§ **Data**
______

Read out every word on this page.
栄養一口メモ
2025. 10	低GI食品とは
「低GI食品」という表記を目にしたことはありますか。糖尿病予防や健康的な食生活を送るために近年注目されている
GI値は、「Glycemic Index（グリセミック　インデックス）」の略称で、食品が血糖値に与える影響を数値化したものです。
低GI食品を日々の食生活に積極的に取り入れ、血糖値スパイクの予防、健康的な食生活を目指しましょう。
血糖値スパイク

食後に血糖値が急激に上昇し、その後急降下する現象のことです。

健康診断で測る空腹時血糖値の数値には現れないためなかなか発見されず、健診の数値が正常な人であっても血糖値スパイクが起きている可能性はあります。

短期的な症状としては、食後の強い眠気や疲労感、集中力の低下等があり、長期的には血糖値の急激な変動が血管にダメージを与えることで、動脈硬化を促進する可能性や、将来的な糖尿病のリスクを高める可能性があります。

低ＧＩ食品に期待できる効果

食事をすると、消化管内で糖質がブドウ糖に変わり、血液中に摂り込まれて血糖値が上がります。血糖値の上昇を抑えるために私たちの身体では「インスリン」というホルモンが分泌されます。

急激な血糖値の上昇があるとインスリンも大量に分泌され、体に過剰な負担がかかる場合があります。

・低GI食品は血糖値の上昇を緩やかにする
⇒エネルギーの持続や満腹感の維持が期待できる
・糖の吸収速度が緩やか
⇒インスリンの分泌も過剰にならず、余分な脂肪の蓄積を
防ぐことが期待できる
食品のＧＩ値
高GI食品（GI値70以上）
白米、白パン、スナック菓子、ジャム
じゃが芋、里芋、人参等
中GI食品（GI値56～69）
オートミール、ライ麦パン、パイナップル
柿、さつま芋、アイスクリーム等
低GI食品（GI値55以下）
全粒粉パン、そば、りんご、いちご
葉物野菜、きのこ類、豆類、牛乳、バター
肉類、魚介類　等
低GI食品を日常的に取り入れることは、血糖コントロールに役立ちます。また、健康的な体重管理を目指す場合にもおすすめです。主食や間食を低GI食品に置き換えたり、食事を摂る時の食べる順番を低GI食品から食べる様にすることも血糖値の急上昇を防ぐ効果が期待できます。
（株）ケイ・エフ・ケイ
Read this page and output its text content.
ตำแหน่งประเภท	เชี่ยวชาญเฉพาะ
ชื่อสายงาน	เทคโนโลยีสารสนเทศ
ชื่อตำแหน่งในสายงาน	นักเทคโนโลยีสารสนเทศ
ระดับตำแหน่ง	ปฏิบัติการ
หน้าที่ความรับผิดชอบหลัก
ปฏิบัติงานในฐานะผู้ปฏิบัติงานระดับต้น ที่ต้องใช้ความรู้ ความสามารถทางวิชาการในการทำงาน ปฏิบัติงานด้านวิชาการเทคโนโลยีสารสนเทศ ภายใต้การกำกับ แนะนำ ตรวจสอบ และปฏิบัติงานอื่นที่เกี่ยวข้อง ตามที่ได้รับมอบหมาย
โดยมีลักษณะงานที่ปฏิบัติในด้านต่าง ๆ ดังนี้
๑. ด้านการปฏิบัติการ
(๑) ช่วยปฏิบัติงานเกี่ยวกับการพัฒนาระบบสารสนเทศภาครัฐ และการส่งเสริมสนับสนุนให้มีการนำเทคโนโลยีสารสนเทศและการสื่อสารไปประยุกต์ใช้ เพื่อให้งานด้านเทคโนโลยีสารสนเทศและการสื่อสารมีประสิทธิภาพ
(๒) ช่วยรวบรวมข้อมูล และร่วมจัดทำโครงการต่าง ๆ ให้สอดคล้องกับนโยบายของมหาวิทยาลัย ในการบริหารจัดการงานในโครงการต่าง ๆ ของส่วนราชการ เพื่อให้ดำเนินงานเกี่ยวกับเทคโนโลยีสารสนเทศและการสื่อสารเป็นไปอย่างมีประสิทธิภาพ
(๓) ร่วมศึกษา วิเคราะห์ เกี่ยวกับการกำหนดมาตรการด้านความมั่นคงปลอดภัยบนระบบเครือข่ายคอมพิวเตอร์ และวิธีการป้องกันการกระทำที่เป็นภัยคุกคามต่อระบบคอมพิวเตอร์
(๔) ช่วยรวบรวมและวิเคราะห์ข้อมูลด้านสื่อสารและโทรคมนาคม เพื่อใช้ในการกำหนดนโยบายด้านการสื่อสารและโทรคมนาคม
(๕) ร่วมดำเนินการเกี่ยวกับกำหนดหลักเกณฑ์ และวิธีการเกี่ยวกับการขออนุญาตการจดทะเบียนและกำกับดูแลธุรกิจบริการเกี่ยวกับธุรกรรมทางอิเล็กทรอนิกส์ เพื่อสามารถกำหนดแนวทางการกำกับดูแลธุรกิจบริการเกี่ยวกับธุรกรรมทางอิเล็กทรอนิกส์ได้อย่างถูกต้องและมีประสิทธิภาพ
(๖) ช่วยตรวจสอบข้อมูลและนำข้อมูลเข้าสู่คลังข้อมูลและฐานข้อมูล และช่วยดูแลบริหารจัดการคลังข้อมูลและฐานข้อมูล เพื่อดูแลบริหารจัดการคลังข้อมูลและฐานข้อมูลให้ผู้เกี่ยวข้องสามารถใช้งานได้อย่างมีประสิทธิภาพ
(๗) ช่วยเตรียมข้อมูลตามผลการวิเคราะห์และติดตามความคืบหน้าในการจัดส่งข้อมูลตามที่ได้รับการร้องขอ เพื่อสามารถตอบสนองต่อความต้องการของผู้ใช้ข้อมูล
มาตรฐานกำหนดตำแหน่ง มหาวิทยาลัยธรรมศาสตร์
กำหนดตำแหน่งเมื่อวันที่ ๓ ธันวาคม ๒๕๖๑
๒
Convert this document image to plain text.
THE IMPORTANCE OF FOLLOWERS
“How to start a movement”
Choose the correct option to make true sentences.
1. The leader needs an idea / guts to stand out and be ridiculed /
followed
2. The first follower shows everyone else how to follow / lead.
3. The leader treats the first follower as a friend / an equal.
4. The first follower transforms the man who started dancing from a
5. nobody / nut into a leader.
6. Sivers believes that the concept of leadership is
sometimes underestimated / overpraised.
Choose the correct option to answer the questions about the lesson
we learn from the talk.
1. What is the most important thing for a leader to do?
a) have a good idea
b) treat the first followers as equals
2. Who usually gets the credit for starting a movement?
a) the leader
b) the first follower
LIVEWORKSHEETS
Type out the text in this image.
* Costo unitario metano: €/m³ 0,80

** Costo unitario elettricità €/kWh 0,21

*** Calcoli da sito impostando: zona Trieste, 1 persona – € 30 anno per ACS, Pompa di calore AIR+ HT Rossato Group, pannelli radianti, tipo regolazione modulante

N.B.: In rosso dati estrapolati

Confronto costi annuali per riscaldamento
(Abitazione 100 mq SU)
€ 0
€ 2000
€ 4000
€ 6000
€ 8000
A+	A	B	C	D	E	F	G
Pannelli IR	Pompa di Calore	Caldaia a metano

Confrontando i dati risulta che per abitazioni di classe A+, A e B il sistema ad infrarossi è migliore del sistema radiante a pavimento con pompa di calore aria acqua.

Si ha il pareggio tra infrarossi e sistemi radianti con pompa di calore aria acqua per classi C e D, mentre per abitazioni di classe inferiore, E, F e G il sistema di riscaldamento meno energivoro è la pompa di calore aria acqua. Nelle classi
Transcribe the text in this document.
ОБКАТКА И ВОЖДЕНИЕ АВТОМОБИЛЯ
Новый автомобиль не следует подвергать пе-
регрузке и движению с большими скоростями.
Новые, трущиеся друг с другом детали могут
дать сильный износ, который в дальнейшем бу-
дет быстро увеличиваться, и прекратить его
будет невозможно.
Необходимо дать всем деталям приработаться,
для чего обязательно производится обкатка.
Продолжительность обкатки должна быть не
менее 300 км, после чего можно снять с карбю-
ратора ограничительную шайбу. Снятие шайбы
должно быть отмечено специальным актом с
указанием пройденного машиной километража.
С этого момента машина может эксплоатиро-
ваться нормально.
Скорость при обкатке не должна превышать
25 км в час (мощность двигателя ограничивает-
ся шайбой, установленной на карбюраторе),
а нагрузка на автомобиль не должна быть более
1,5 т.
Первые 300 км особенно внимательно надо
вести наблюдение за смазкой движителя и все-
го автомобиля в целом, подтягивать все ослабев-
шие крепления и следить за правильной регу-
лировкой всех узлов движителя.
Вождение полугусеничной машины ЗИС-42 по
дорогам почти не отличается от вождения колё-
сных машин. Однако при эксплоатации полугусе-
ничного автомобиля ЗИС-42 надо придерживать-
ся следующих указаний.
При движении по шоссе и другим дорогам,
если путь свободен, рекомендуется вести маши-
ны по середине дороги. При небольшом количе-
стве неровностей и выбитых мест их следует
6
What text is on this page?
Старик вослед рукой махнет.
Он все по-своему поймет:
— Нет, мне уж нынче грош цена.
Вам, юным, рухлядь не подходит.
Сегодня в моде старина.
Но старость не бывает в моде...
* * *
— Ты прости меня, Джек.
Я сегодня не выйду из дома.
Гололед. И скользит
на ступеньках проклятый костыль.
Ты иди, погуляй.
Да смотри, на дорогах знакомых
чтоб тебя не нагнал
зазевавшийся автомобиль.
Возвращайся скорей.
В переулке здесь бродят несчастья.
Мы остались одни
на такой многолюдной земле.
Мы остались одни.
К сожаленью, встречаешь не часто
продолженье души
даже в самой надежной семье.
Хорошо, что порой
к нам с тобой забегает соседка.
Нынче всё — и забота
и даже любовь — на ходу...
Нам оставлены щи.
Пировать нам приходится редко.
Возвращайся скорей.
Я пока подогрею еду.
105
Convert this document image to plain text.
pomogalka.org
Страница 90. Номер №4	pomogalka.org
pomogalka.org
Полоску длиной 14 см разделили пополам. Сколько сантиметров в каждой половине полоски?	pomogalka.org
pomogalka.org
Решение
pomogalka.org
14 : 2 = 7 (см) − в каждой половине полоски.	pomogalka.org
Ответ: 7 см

______

Say how many lines in the listing above include "page". Give nothing but the number.

§ **Complete output**
3